Goal.
Can you write out the whole listing exactly?

>> Start Data shown

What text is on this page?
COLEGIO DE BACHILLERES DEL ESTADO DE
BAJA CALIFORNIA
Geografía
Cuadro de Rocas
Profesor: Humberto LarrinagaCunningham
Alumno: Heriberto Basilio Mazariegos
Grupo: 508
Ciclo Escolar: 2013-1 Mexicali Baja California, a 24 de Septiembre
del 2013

>> End Data shown

Exercise answer.
What text is on this page?
COLEGIO DE BACHILLERES DEL ESTADO DE
BAJA CALIFORNIA
Geografía
Cuadro de Rocas
Profesor: Humberto LarrinagaCunningham
Alumno: Heriberto Basilio Mazariegos
Grupo: 508
Ciclo Escolar: 2013-1 Mexicali Baja California, a 24 de Septiembre
del 2013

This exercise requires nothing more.